» **Prompt**:
Copy each line that contains the word "frac".

» **Input records**:

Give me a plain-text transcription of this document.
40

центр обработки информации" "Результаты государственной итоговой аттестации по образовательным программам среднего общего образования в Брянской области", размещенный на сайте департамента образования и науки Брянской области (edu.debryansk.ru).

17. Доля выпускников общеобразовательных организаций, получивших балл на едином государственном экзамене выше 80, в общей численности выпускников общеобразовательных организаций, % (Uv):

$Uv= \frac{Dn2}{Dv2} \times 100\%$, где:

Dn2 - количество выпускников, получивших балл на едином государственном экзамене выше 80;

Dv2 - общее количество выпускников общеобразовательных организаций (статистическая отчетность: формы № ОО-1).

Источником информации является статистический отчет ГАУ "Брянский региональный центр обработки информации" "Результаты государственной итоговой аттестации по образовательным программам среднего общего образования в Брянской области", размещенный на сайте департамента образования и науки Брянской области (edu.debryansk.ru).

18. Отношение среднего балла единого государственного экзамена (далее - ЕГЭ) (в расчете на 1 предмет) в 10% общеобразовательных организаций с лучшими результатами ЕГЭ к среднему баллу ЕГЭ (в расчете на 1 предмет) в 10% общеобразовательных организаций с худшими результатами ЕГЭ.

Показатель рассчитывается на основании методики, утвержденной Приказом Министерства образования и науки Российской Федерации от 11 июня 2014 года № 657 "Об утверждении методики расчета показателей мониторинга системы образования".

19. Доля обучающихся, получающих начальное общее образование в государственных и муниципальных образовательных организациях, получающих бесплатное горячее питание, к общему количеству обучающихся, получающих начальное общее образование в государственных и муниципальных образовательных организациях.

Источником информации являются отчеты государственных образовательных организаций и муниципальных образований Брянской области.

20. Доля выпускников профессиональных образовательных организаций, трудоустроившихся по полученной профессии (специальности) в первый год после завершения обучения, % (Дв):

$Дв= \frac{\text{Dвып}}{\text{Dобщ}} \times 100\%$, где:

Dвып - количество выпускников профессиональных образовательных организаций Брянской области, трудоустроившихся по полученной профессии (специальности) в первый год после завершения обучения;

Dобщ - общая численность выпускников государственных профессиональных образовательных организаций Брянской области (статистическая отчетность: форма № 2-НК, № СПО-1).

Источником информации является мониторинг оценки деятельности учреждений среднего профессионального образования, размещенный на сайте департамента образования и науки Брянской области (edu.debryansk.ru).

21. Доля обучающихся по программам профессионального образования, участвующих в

» **Written response**:
$Uv= \frac{Dn2}{Dv2} \times 100\%$, где:
$Дв= \frac{\text{Dвып}}{\text{Dобщ}} \times 100\%$, где:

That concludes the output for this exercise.